*Exercise input:*
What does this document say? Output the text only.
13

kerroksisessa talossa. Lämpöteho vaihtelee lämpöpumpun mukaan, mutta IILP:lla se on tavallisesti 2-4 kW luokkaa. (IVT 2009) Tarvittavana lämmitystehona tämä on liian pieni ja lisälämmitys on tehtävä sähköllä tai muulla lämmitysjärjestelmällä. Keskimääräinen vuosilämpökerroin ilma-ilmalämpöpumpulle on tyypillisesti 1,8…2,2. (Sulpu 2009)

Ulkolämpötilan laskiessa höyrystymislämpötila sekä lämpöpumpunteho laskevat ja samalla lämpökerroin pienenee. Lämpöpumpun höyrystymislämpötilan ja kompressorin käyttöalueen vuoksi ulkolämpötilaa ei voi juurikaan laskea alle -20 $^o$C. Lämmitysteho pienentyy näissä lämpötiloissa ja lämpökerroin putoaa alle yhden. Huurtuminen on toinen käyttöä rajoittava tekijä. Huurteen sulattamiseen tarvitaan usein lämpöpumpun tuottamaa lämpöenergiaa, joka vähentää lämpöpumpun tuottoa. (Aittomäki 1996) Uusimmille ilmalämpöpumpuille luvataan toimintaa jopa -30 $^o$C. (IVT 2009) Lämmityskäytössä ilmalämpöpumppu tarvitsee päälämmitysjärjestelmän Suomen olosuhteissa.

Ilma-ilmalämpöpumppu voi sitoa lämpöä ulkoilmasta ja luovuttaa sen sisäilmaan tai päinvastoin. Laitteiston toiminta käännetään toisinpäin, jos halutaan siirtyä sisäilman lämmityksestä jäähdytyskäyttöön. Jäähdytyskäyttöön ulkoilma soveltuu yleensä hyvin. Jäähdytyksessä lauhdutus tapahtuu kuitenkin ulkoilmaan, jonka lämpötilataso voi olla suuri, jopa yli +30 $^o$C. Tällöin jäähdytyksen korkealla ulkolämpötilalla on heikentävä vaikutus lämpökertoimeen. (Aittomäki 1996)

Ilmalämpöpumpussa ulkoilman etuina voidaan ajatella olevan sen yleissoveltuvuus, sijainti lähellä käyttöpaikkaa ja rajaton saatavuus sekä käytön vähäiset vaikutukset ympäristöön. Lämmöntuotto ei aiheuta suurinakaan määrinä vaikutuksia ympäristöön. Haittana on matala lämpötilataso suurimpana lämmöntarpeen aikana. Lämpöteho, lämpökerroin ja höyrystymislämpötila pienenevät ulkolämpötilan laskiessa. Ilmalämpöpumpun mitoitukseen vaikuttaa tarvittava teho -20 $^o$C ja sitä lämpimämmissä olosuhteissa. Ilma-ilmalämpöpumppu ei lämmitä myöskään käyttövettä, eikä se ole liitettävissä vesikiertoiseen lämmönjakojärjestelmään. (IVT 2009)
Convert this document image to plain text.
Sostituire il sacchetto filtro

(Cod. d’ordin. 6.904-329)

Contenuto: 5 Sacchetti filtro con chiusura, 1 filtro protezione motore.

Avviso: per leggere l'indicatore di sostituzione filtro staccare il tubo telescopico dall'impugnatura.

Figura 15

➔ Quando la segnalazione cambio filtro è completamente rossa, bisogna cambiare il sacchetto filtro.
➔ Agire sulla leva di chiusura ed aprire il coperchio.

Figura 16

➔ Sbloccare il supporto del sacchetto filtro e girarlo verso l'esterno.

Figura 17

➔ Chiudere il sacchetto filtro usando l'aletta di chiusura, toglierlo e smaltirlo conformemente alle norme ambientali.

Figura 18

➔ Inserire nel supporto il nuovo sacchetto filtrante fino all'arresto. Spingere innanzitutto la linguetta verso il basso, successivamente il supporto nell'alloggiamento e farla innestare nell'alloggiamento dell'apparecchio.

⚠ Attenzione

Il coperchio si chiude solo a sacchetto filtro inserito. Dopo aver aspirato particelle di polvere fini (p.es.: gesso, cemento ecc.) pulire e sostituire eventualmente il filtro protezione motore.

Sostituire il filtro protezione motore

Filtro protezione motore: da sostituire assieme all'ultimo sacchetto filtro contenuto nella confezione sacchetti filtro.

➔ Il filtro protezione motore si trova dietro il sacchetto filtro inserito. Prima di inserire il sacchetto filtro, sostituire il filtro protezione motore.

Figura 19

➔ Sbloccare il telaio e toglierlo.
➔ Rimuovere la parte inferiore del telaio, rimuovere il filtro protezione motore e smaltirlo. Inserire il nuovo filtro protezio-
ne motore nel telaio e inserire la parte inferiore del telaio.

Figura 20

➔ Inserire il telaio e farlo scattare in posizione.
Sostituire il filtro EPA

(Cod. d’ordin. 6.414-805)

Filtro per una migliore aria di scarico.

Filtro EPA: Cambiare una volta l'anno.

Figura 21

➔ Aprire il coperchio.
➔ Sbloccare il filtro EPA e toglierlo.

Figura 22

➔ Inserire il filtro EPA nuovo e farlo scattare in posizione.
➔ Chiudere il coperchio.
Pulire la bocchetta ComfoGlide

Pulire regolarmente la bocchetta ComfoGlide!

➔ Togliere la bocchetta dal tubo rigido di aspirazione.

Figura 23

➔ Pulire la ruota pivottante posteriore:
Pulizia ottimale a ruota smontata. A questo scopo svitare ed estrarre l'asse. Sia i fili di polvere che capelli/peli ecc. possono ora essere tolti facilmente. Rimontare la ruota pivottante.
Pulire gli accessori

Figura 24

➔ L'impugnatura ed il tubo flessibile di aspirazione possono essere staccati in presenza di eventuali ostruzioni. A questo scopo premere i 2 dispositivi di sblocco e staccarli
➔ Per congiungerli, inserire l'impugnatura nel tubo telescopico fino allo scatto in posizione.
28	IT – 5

*What is required:* Return all of the entries exactly as written.

*Worked solution:*
What does this document say? Output the text only.
13

kerroksisessa talossa. Lämpöteho vaihtelee lämpöpumpun mukaan, mutta IILP:lla se on tavallisesti 2-4 kW luokkaa. (IVT 2009) Tarvittavana lämmitystehona tämä on liian pieni ja lisälämmitys on tehtävä sähköllä tai muulla lämmitysjärjestelmällä. Keskimääräinen vuosilämpökerroin ilma-ilmalämpöpumpulle on tyypillisesti 1,8…2,2. (Sulpu 2009)

Ulkolämpötilan laskiessa höyrystymislämpötila sekä lämpöpumpunteho laskevat ja samalla lämpökerroin pienenee. Lämpöpumpun höyrystymislämpötilan ja kompressorin käyttöalueen vuoksi ulkolämpötilaa ei voi juurikaan laskea alle -20 $^o$C. Lämmitysteho pienentyy näissä lämpötiloissa ja lämpökerroin putoaa alle yhden. Huurtuminen on toinen käyttöä rajoittava tekijä. Huurteen sulattamiseen tarvitaan usein lämpöpumpun tuottamaa lämpöenergiaa, joka vähentää lämpöpumpun tuottoa. (Aittomäki 1996) Uusimmille ilmalämpöpumpuille luvataan toimintaa jopa -30 $^o$C. (IVT 2009) Lämmityskäytössä ilmalämpöpumppu tarvitsee päälämmitysjärjestelmän Suomen olosuhteissa.

Ilma-ilmalämpöpumppu voi sitoa lämpöä ulkoilmasta ja luovuttaa sen sisäilmaan tai päinvastoin. Laitteiston toiminta käännetään toisinpäin, jos halutaan siirtyä sisäilman lämmityksestä jäähdytyskäyttöön. Jäähdytyskäyttöön ulkoilma soveltuu yleensä hyvin. Jäähdytyksessä lauhdutus tapahtuu kuitenkin ulkoilmaan, jonka lämpötilataso voi olla suuri, jopa yli +30 $^o$C. Tällöin jäähdytyksen korkealla ulkolämpötilalla on heikentävä vaikutus lämpökertoimeen. (Aittomäki 1996)

Ilmalämpöpumpussa ulkoilman etuina voidaan ajatella olevan sen yleissoveltuvuus, sijainti lähellä käyttöpaikkaa ja rajaton saatavuus sekä käytön vähäiset vaikutukset ympäristöön. Lämmöntuotto ei aiheuta suurinakaan määrinä vaikutuksia ympäristöön. Haittana on matala lämpötilataso suurimpana lämmöntarpeen aikana. Lämpöteho, lämpökerroin ja höyrystymislämpötila pienenevät ulkolämpötilan laskiessa. Ilmalämpöpumpun mitoitukseen vaikuttaa tarvittava teho -20 $^o$C ja sitä lämpimämmissä olosuhteissa. Ilma-ilmalämpöpumppu ei lämmitä myöskään käyttövettä, eikä se ole liitettävissä vesikiertoiseen lämmönjakojärjestelmään. (IVT 2009)
Convert this document image to plain text.
Sostituire il sacchetto filtro

(Cod. d’ordin. 6.904-329)

Contenuto: 5 Sacchetti filtro con chiusura, 1 filtro protezione motore.

Avviso: per leggere l'indicatore di sostituzione filtro staccare il tubo telescopico dall'impugnatura.

Figura 15

➔ Quando la segnalazione cambio filtro è completamente rossa, bisogna cambiare il sacchetto filtro.
➔ Agire sulla leva di chiusura ed aprire il coperchio.

Figura 16

➔ Sbloccare il supporto del sacchetto filtro e girarlo verso l'esterno.

Figura 17

➔ Chiudere il sacchetto filtro usando l'aletta di chiusura, toglierlo e smaltirlo conformemente alle norme ambientali.

Figura 18

➔ Inserire nel supporto il nuovo sacchetto filtrante fino all'arresto. Spingere innanzitutto la linguetta verso il basso, successivamente il supporto nell'alloggiamento e farla innestare nell'alloggiamento dell'apparecchio.

⚠ Attenzione

Il coperchio si chiude solo a sacchetto filtro inserito. Dopo aver aspirato particelle di polvere fini (p.es.: gesso, cemento ecc.) pulire e sostituire eventualmente il filtro protezione motore.

Sostituire il filtro protezione motore

Filtro protezione motore: da sostituire assieme all'ultimo sacchetto filtro contenuto nella confezione sacchetti filtro.

➔ Il filtro protezione motore si trova dietro il sacchetto filtro inserito. Prima di inserire il sacchetto filtro, sostituire il filtro protezione motore.

Figura 19

➔ Sbloccare il telaio e toglierlo.
➔ Rimuovere la parte inferiore del telaio, rimuovere il filtro protezione motore e smaltirlo. Inserire il nuovo filtro protezio-
ne motore nel telaio e inserire la parte inferiore del telaio.

Figura 20

➔ Inserire il telaio e farlo scattare in posizione.
Sostituire il filtro EPA

(Cod. d’ordin. 6.414-805)

Filtro per una migliore aria di scarico.

Filtro EPA: Cambiare una volta l'anno.

Figura 21

➔ Aprire il coperchio.
➔ Sbloccare il filtro EPA e toglierlo.

Figura 22

➔ Inserire il filtro EPA nuovo e farlo scattare in posizione.
➔ Chiudere il coperchio.
Pulire la bocchetta ComfoGlide

Pulire regolarmente la bocchetta ComfoGlide!

➔ Togliere la bocchetta dal tubo rigido di aspirazione.

Figura 23

➔ Pulire la ruota pivottante posteriore:
Pulizia ottimale a ruota smontata. A questo scopo svitare ed estrarre l'asse. Sia i fili di polvere che capelli/peli ecc. possono ora essere tolti facilmente. Rimontare la ruota pivottante.
Pulire gli accessori

Figura 24

➔ L'impugnatura ed il tubo flessibile di aspirazione possono essere staccati in presenza di eventuali ostruzioni. A questo scopo premere i 2 dispositivi di sblocco e staccarli
➔ Per congiungerli, inserire l'impugnatura nel tubo telescopico fino allo scatto in posizione.
28	IT – 5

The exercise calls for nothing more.